[The input]

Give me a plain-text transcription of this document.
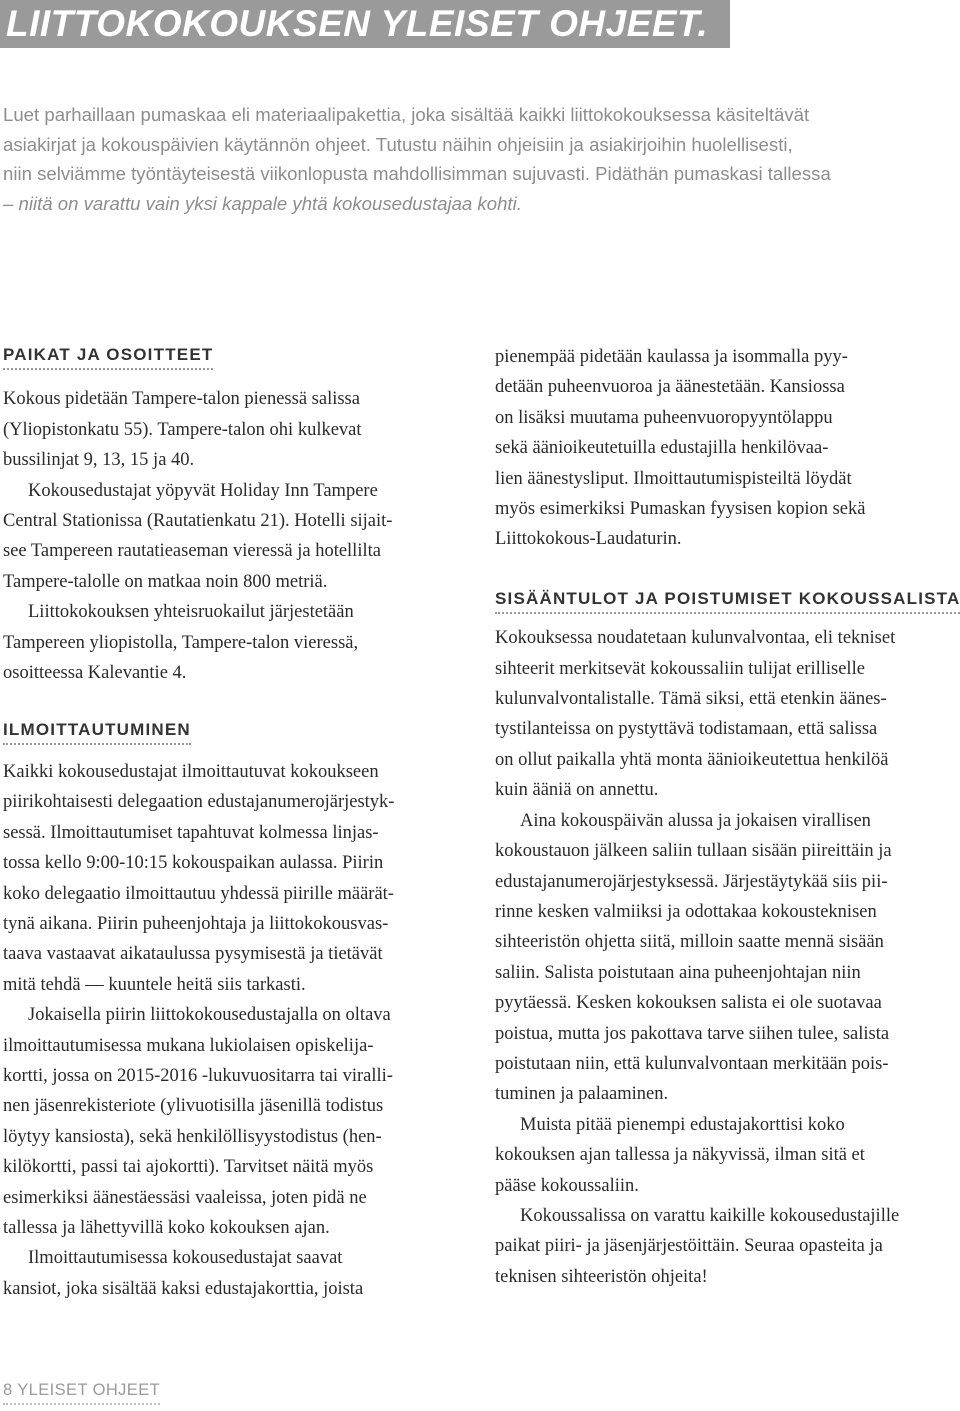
LIITTOKOKOUKSEN YLEISET OHJEET.
Luet parhaillaan pumaskaa eli materiaalipakettia, joka sisältää kaikki liittokokouksessa käsiteltävät
asiakirjat ja kokouspäivien käytännön ohjeet. Tutustu näihin ohjeisiin ja asiakirjoihin huolellisesti,
niin selviämme työntäyteisestä viikonlopusta mahdollisimman sujuvasti. Pidäthän pumaskasi tallessa
– niitä on varattu vain yksi kappale yhtä kokousedustajaa kohti.
PAIKAT JA OSOITTEET
Kokous pidetään Tampere-talon pienessä salissa
(Yliopistonkatu 55). Tampere-talon ohi kulkevat
bussilinjat 9, 13, 15 ja 40.
Kokousedustajat yöpyvät Holiday Inn Tampere
Central Stationissa (Rautatienkatu 21). Hotelli sijait-
see Tampereen rautatieaseman vieressä ja hotellilta
Tampere-talolle on matkaa noin 800 metriä.
Liittokokouksen yhteisruokailut järjestetään
Tampereen yliopistolla, Tampere-talon vieressä,
osoitteessa Kalevantie 4.
ILMOITTAUTUMINEN
Kaikki kokousedustajat ilmoittautuvat kokoukseen
piirikohtaisesti delegaation edustajanumerojärjestyk-
sessä. Ilmoittautumiset tapahtuvat kolmessa linjas-
tossa kello 9:00-10:15 kokouspaikan aulassa. Piirin
koko delegaatio ilmoittautuu yhdessä piirille määrät-
tynä aikana. Piirin puheenjohtaja ja liittokokousvas-
taava vastaavat aikataulussa pysymisestä ja tietävät
mitä tehdä — kuuntele heitä siis tarkasti.
Jokaisella piirin liittokokousedustajalla on oltava
ilmoittautumisessa mukana lukiolaisen opiskelija-
kortti, jossa on 2015-2016 -lukuvuositarra tai viralli-
nen jäsenrekisteriote (ylivuotisilla jäsenillä todistus
löytyy kansiosta), sekä henkilöllisyystodistus (hen-
kilökortti, passi tai ajokortti). Tarvitset näitä myös
esimerkiksi äänestäessäsi vaaleissa, joten pidä ne
tallessa ja lähettyvillä koko kokouksen ajan.
Ilmoittautumisessa kokousedustajat saavat
kansiot, joka sisältää kaksi edustajakorttia, joista
pienempää pidetään kaulassa ja isommalla pyy-
detään puheenvuoroa ja äänestetään. Kansiossa
on lisäksi muutama puheenvuoropyyntölappu
sekä äänioikeutetuilla edustajilla henkilövaa-
lien äänestysliput. Ilmoittautumispisteiltä löydät
myös esimerkiksi Pumaskan fyysisen kopion sekä
Liittokokous-Laudaturin.
SISÄÄNTULOT JA POISTUMISET KOKOUSSALISTA
Kokouksessa noudatetaan kulunvalvontaa, eli tekniset
sihteerit merkitsevät kokoussaliin tulijat erilliselle
kulunvalvontalistalle. Tämä siksi, että etenkin äänes-
tystilanteissa on pystyttävä todistamaan, että salissa
on ollut paikalla yhtä monta äänioikeutettua henkilöä
kuin ääniä on annettu.
Aina kokouspäivän alussa ja jokaisen virallisen
kokoustauon jälkeen saliin tullaan sisään piireittäin ja
edustajanumerojärjestyksessä. Järjestäytykää siis pii-
rinne kesken valmiiksi ja odottakaa kokousteknisen
sihteeristön ohjetta siitä, milloin saatte mennä sisään
saliin. Salista poistutaan aina puheenjohtajan niin
pyytäessä. Kesken kokouksen salista ei ole suotavaa
poistua, mutta jos pakottava tarve siihen tulee, salista
poistutaan niin, että kulunvalvontaan merkitään pois-
tuminen ja palaaminen.
Muista pitää pienempi edustajakorttisi koko
kokouksen ajan tallessa ja näkyvissä, ilman sitä et
pääse kokoussaliin.
Kokoussalissa on varattu kaikille kokousedustajille
paikat piiri- ja jäsenjärjestöittäin. Seuraa opasteita ja
teknisen sihteeristön ohjeita!
8 YLEISET OHJEET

[/The input]

**Exercise description**
For the string "pidetään", filter the data and copy out each line where it occurs.

**Solved exercise**
Kokous pidetään Tampere-talon pienessä salissa
pienempää pidetään kaulassa ja isommalla pyy-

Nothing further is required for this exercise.